REQUIREMENT:
Return every entry exactly as written.

Source records:
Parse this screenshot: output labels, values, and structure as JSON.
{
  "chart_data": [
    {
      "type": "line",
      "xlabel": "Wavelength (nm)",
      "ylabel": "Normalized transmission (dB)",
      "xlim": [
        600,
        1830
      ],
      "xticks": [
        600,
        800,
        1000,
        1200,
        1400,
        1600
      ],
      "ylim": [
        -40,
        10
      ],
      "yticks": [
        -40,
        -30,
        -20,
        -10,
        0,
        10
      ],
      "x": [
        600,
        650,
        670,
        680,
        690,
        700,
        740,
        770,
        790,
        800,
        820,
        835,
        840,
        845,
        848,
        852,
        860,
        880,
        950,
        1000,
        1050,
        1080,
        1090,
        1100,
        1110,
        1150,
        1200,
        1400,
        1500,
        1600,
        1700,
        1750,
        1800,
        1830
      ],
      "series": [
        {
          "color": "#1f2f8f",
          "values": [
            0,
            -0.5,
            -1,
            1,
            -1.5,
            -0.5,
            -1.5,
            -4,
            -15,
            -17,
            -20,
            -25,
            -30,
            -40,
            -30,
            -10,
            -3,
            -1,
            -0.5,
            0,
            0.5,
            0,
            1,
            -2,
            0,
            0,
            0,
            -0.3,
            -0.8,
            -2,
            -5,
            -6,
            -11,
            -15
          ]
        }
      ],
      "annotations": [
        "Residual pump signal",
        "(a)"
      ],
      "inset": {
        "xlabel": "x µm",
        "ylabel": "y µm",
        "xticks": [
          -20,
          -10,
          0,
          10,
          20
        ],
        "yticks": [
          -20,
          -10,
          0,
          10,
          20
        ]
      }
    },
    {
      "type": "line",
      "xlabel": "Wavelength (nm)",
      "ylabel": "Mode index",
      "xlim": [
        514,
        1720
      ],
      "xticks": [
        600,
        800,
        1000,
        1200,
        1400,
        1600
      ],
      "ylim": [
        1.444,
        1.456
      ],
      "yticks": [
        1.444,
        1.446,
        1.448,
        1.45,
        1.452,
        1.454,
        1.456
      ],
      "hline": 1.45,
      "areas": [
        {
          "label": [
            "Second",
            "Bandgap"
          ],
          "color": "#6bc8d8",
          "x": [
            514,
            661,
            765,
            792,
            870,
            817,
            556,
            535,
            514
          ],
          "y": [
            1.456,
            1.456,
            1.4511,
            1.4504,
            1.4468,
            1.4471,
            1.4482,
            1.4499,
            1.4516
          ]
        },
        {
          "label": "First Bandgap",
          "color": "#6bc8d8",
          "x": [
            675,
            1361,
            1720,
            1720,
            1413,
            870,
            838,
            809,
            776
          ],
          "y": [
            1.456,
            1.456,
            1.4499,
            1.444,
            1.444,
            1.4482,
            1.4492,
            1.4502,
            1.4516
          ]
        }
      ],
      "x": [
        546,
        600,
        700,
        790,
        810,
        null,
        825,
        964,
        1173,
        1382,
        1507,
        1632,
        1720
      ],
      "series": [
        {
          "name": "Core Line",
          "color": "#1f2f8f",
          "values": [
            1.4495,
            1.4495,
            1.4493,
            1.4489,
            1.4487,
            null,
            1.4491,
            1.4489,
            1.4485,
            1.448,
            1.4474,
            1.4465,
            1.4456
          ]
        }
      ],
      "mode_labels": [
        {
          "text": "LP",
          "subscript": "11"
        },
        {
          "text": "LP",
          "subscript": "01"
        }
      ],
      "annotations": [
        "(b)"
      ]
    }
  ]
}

TASK RESULT:
Parse this screenshot: output labels, values, and structure as JSON.
{
  "chart_data": [
    {
      "type": "line",
      "xlabel": "Wavelength (nm)",
      "ylabel": "Normalized transmission (dB)",
      "xlim": [
        600,
        1830
      ],
      "xticks": [
        600,
        800,
        1000,
        1200,
        1400,
        1600
      ],
      "ylim": [
        -40,
        10
      ],
      "yticks": [
        -40,
        -30,
        -20,
        -10,
        0,
        10
      ],
      "x": [
        600,
        650,
        670,
        680,
        690,
        700,
        740,
        770,
        790,
        800,
        820,
        835,
        840,
        845,
        848,
        852,
        860,
        880,
        950,
        1000,
        1050,
        1080,
        1090,
        1100,
        1110,
        1150,
        1200,
        1400,
        1500,
        1600,
        1700,
        1750,
        1800,
        1830
      ],
      "series": [
        {
          "color": "#1f2f8f",
          "values": [
            0,
            -0.5,
            -1,
            1,
            -1.5,
            -0.5,
            -1.5,
            -4,
            -15,
            -17,
            -20,
            -25,
            -30,
            -40,
            -30,
            -10,
            -3,
            -1,
            -0.5,
            0,
            0.5,
            0,
            1,
            -2,
            0,
            0,
            0,
            -0.3,
            -0.8,
            -2,
            -5,
            -6,
            -11,
            -15
          ]
        }
      ],
      "annotations": [
        "Residual pump signal",
        "(a)"
      ],
      "inset": {
        "xlabel": "x µm",
        "ylabel": "y µm",
        "xticks": [
          -20,
          -10,
          0,
          10,
          20
        ],
        "yticks": [
          -20,
          -10,
          0,
          10,
          20
        ]
      }
    },
    {
      "type": "line",
      "xlabel": "Wavelength (nm)",
      "ylabel": "Mode index",
      "xlim": [
        514,
        1720
      ],
      "xticks": [
        600,
        800,
        1000,
        1200,
        1400,
        1600
      ],
      "ylim": [
        1.444,
        1.456
      ],
      "yticks": [
        1.444,
        1.446,
        1.448,
        1.45,
        1.452,
        1.454,
        1.456
      ],
      "hline": 1.45,
      "areas": [
        {
          "label": [
            "Second",
            "Bandgap"
          ],
          "color": "#6bc8d8",
          "x": [
            514,
            661,
            765,
            792,
            870,
            817,
            556,
            535,
            514
          ],
          "y": [
            1.456,
            1.456,
            1.4511,
            1.4504,
            1.4468,
            1.4471,
            1.4482,
            1.4499,
            1.4516
          ]
        },
        {
          "label": "First Bandgap",
          "color": "#6bc8d8",
          "x": [
            675,
            1361,
            1720,
            1720,
            1413,
            870,
            838,
            809,
            776
          ],
          "y": [
            1.456,
            1.456,
            1.4499,
            1.444,
            1.444,
            1.4482,
            1.4492,
            1.4502,
            1.4516
          ]
        }
      ],
      "x": [
        546,
        600,
        700,
        790,
        810,
        null,
        825,
        964,
        1173,
        1382,
        1507,
        1632,
        1720
      ],
      "series": [
        {
          "name": "Core Line",
          "color": "#1f2f8f",
          "values": [
            1.4495,
            1.4495,
            1.4493,
            1.4489,
            1.4487,
            null,
            1.4491,
            1.4489,
            1.4485,
            1.448,
            1.4474,
            1.4465,
            1.4456
          ]
        }
      ],
      "mode_labels": [
        {
          "text": "LP",
          "subscript": "11"
        },
        {
          "text": "LP",
          "subscript": "01"
        }
      ],
      "annotations": [
        "(b)"
      ]
    }
  ]
}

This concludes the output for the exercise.